I sent it to tech inspection just to be safe, and CV boot was the only thing wrong on the thing!
I have put like 5000 miles on it for mostly short trips and such here, but recently took it skiiing for a long trip! I love it! its been door dinged and crashed into 3? times now since I got it 8 months ago now and Im keeping it! it costs less than a tire change on the cayenne! and milage is superb! its also pretty quiet and comfy! It even has less than 80k miles on it now! all services done, battery changed, brakes changed etc!
I also get 0 shit for showing up in it on my steelies with hubcaps! vs my other cars.
3 valve enignes.... dont seen thoose to much theese days I think some test LS engines had 3 or 5?
At the time the EFI and duel intake manifold was from Honda F1 technology! Also has double overhead wishbone suspenssion on all four corners!

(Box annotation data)

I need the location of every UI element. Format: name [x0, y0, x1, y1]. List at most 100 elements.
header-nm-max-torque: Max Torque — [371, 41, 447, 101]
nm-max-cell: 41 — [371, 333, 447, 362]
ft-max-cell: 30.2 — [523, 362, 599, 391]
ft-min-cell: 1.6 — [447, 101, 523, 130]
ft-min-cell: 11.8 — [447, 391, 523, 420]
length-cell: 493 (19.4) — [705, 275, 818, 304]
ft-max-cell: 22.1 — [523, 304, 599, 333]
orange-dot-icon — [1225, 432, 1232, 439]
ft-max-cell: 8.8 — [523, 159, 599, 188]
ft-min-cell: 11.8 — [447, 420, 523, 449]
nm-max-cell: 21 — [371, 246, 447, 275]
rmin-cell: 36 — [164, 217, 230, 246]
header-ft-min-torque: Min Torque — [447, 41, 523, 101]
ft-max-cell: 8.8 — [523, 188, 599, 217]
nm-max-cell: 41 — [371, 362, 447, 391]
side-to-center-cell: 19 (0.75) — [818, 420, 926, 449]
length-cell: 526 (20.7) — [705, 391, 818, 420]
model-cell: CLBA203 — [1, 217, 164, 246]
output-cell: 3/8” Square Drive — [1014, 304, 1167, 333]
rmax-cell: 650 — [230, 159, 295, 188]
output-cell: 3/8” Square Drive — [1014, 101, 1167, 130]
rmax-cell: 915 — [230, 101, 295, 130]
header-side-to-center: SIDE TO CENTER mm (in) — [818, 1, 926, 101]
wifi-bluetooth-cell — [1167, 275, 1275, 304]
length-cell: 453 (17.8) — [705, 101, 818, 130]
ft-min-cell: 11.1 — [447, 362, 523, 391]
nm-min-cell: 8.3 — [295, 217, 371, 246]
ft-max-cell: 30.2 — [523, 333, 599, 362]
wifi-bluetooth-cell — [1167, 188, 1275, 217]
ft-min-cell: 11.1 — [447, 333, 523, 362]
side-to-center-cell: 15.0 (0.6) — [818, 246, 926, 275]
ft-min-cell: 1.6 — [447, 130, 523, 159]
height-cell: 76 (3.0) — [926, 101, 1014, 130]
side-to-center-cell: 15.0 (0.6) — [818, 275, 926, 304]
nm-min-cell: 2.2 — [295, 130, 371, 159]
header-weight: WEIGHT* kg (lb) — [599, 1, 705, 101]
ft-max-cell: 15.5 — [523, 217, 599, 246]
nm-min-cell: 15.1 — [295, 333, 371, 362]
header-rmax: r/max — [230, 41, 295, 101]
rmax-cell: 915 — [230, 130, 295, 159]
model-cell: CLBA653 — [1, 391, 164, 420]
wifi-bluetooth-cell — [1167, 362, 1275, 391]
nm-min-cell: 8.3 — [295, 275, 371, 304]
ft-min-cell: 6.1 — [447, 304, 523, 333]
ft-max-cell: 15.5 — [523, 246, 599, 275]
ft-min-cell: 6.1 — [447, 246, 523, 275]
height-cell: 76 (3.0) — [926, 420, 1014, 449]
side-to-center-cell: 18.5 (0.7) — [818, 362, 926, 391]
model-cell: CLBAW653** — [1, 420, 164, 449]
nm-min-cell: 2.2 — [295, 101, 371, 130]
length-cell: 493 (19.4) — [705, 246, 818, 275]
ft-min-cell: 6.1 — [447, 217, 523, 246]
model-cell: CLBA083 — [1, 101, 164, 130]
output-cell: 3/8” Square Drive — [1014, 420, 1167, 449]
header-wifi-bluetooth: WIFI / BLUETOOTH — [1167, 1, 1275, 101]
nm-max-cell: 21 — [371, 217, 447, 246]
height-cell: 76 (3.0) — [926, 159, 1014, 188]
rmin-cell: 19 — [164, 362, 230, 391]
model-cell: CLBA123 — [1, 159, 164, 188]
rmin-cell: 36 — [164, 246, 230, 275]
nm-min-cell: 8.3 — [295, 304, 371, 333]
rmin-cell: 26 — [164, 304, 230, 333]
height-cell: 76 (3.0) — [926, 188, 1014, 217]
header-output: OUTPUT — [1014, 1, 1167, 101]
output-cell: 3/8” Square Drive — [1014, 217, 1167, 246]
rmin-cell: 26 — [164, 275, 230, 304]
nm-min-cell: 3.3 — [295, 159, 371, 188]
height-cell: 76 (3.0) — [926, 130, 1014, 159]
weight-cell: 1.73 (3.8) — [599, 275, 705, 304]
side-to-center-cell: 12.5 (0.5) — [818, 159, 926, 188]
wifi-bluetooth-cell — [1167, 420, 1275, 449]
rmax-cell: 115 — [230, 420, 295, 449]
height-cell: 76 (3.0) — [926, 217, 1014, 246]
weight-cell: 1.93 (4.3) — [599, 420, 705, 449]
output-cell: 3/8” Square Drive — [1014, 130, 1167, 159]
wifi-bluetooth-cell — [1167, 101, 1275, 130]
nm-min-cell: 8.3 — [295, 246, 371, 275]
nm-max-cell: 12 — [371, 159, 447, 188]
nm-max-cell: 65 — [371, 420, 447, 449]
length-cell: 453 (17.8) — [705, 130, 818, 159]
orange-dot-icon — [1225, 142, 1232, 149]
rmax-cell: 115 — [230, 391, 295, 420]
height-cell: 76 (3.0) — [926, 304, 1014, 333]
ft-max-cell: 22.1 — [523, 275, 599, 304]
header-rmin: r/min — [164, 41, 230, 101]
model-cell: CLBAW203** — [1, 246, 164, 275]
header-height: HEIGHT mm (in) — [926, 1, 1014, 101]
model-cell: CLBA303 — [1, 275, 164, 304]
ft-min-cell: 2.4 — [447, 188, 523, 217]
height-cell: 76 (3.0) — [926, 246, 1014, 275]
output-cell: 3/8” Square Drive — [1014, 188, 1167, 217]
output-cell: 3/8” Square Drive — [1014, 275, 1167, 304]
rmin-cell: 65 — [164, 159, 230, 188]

== List of tasks ==
A – Transcribe part of the post about the car, beginning at the words "I have put like" and stopping after "had 3 or 5?".
B – Pick up the post about the car where it stops and write the next part.

== Task-by-task answers ==
A –
I have put like 5000 miles on it for mostly short trips and such here, but recently took it skiiing for a long trip! I love it! its been door dinged and crashed into 3? times now since I got it 8 months ago now and Im keeping it! it costs less than a tire change on the cayenne! and milage is superb! its also pretty quiet and comfy! It even has less than 80k miles on it now! all services done, battery changed, brakes changed etc!
I also get 0 shit for showing up in it on my steelies with hubcaps! vs my other cars.
3 valve enignes.... dont seen thoose to much theese days I think some test LS engines had 3 or 5?

B –
"The Honda A20A3/A20A4 is a 2.0 l (1,955 cc, 119.3 cu-in) straight-4, four-stroke cycle gasoline engine from Honda A20A-family. The Honda A20A3 and A20A4 motors was produced from 1984 through 1989.
Both engines have SOHC (single overhead camshaft) design with 12 valves (3 per cylinder). The engines used a cast-iron cylinder block with a five bearing supported system and aluminum cylinder head. The engines are equipped with Honda PGM-FI fuel injection system.
Basically, this is the same motor but the A20A4 gives a higher power output because of not having emissions components and offered for Europen market."
1988-1989: 121 PS (89 KW; 120 HP) at 5,500 rpm of horsepower and 165 Nm (16.8 kg·m; 121.8 ft·lb) at 4,500 rpm of torque
I still can't seem to kill it! Tons of blow-by, but runs!
DominatorJacquesAt the time the EFI and duel intake manifold was from Honda F1 technology! Also has double overhead wishbone suspenssion on all four corners!
"The Honda A20A3/A20A4 is a 2.0 l (1,955 cc, 119.3 cu-in) straight-4, four-stroke cycle gasoline engine from Honda A20A-family. The Honda A20A3 and A20A4 motors was produced from 1984 through 1989.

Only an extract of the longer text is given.